### Written instruction
Lines containing the word "Imagen" should be extracted in full.
-- Start Data shown --
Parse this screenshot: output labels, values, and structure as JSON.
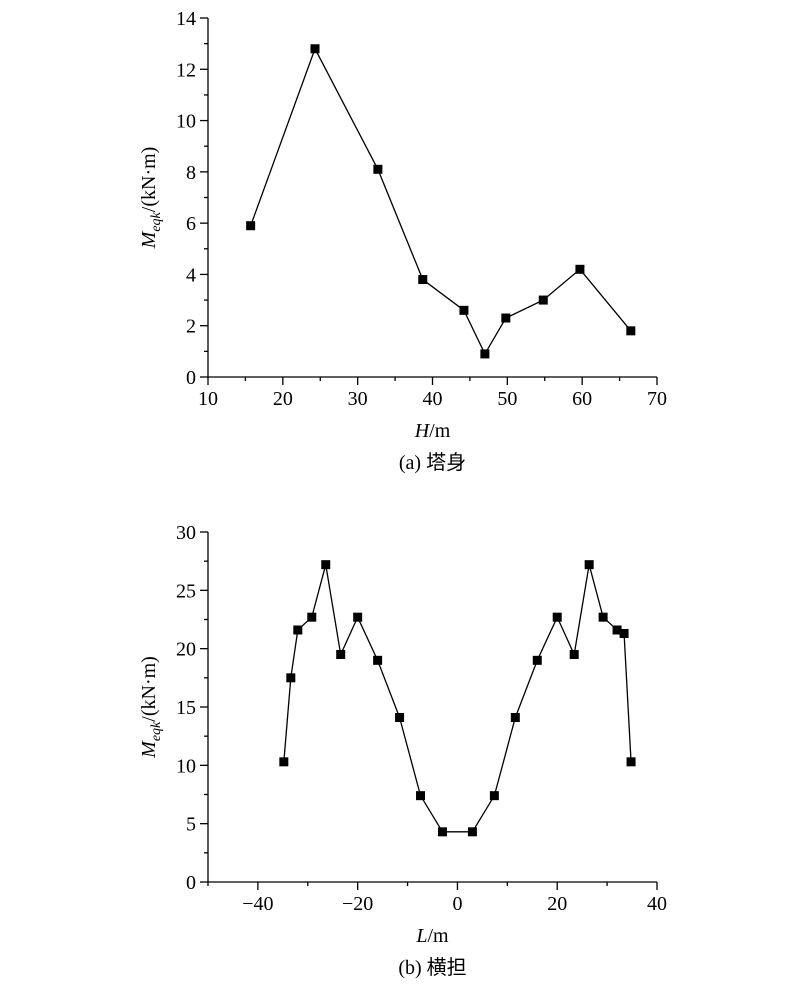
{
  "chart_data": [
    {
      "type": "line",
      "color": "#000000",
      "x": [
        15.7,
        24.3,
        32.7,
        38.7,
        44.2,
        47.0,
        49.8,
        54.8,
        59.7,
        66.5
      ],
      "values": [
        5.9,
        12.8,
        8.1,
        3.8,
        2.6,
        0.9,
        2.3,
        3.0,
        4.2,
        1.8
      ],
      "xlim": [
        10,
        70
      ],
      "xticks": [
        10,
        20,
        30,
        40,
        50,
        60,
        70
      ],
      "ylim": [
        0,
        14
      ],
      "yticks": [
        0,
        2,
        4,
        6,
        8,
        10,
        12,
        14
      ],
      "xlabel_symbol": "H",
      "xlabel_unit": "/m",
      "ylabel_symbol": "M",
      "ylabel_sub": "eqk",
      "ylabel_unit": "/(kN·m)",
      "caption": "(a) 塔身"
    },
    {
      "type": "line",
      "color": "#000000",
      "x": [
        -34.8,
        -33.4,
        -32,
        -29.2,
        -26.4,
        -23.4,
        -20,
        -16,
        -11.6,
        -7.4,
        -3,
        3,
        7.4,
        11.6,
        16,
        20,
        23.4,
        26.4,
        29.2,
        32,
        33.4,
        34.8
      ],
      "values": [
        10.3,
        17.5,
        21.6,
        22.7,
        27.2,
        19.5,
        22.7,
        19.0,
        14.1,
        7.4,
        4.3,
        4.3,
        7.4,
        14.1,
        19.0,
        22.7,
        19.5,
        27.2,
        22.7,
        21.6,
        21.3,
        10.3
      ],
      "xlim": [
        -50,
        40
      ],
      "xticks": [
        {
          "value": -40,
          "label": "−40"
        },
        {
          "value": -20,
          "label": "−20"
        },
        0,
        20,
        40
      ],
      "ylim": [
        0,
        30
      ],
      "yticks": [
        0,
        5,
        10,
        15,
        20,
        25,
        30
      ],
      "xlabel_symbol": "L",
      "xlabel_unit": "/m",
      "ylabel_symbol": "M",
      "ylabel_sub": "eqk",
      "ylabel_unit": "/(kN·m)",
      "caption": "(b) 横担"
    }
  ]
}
-- End Data shown --
-- Start Data shown --
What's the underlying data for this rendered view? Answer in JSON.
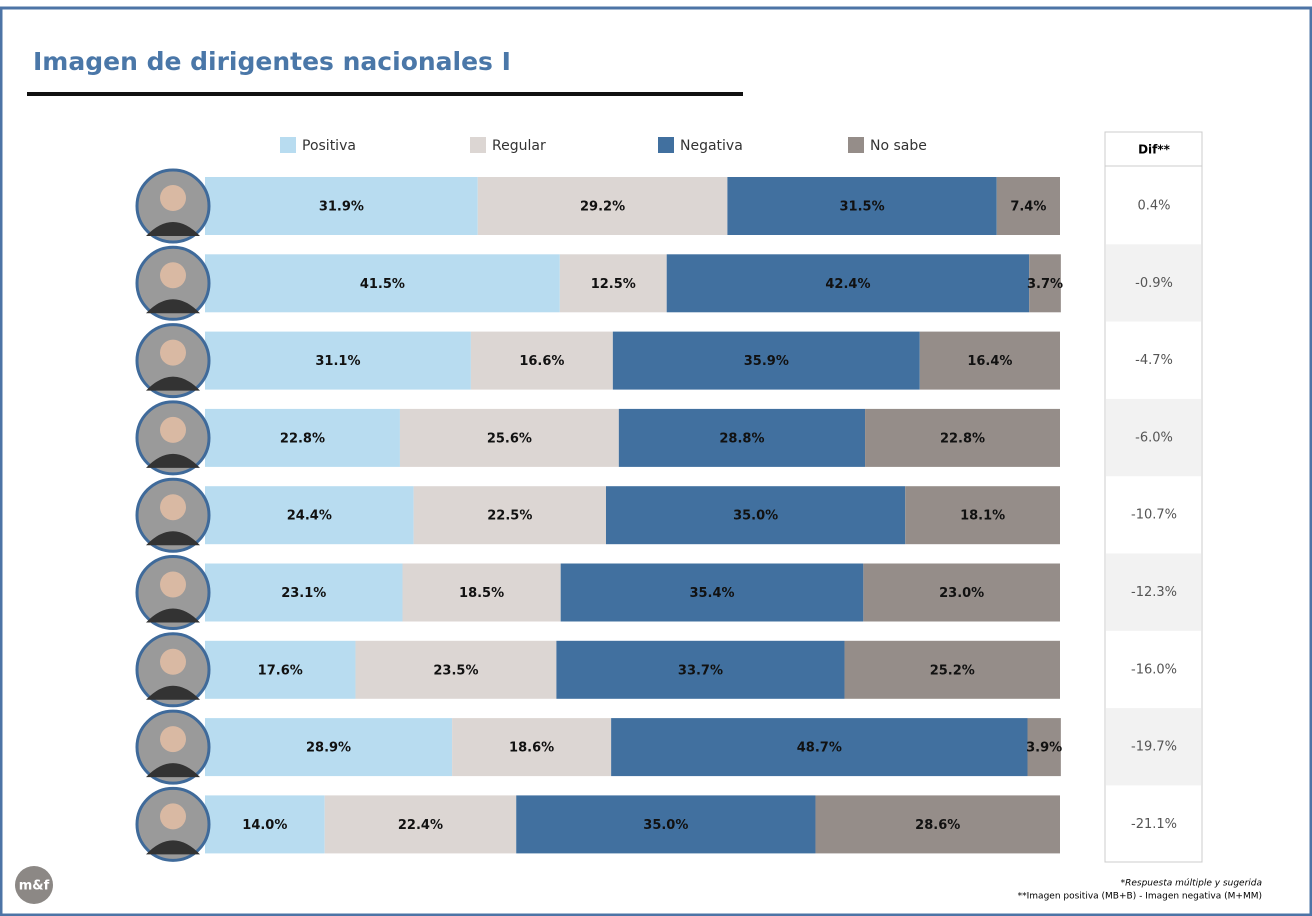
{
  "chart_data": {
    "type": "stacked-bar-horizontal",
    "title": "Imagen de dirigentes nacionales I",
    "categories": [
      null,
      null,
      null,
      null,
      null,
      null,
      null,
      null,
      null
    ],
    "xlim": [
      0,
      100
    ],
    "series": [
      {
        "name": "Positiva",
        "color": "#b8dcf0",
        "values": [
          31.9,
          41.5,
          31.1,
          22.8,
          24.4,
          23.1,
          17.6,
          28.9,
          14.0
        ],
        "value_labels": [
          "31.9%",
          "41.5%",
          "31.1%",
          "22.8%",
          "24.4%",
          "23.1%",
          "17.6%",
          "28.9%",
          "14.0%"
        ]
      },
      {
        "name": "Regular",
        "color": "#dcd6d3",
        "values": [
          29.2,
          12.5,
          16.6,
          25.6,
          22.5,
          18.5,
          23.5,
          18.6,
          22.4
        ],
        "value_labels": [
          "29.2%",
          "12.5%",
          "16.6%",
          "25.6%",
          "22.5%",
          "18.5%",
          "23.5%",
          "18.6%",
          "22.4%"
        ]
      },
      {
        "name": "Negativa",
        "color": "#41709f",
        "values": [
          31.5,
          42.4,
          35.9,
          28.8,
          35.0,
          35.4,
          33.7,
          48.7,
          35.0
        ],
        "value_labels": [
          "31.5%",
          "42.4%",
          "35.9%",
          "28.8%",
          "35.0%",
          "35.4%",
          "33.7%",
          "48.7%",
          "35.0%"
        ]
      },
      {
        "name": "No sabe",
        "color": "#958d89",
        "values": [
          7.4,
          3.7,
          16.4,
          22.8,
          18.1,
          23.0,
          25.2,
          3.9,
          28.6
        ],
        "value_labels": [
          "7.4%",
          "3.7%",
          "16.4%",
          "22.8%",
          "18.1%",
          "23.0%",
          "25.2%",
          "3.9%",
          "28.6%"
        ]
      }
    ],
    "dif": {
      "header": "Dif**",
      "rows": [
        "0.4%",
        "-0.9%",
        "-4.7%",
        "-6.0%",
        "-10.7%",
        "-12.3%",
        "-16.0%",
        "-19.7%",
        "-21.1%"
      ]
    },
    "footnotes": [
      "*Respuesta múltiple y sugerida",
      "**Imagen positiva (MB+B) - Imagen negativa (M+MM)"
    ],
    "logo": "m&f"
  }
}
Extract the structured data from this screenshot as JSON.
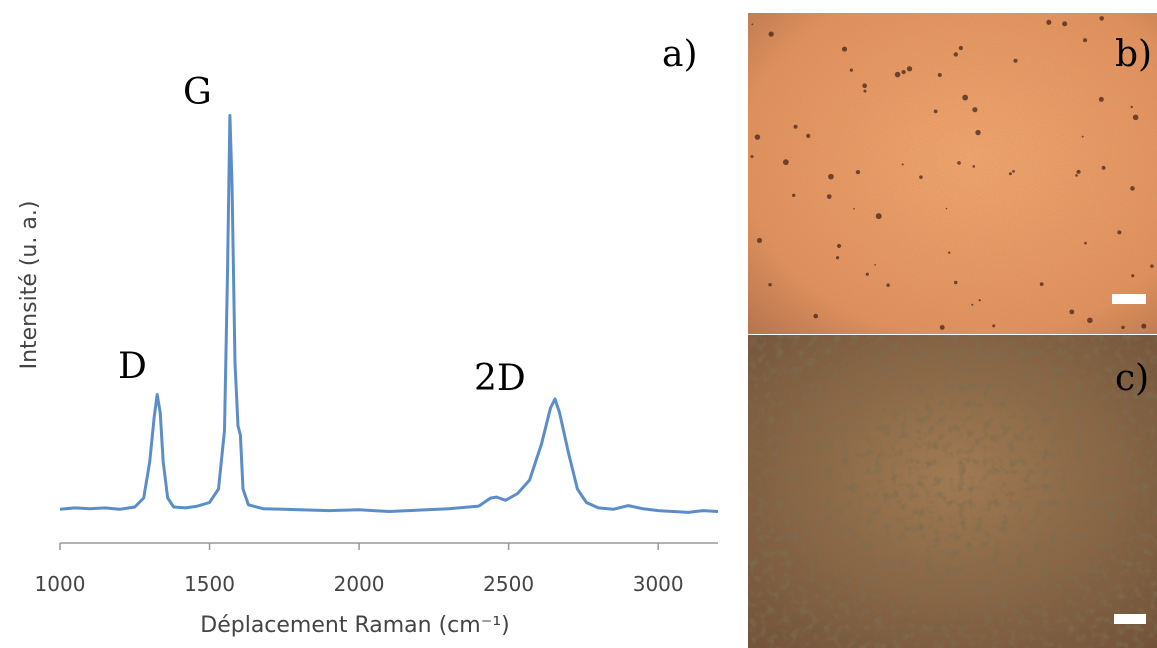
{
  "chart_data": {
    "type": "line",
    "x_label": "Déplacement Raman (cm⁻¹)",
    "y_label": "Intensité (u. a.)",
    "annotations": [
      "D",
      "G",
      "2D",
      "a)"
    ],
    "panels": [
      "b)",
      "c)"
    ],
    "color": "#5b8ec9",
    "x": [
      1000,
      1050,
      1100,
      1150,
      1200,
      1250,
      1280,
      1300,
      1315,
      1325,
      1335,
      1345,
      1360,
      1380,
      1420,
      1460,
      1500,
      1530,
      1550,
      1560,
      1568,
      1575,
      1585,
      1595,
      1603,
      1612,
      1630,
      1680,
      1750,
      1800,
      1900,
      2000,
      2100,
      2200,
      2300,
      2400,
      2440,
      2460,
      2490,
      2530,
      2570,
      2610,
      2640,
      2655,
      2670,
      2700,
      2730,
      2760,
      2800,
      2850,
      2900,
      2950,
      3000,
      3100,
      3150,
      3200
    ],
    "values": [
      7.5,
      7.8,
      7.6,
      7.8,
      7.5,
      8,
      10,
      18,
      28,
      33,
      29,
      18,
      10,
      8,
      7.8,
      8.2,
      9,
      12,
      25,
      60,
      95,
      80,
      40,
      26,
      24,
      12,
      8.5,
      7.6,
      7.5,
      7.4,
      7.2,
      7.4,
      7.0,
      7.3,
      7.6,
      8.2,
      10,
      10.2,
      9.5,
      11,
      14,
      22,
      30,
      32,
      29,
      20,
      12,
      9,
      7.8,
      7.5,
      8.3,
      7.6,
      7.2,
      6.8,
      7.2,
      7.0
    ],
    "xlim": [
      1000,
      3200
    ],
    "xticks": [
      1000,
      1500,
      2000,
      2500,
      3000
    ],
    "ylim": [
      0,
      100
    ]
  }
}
-- End Data shown --
### Answer below
    "title": "Imagen de dirigentes nacionales I",
      "**Imagen positiva (MB+B) - Imagen negativa (M+MM)"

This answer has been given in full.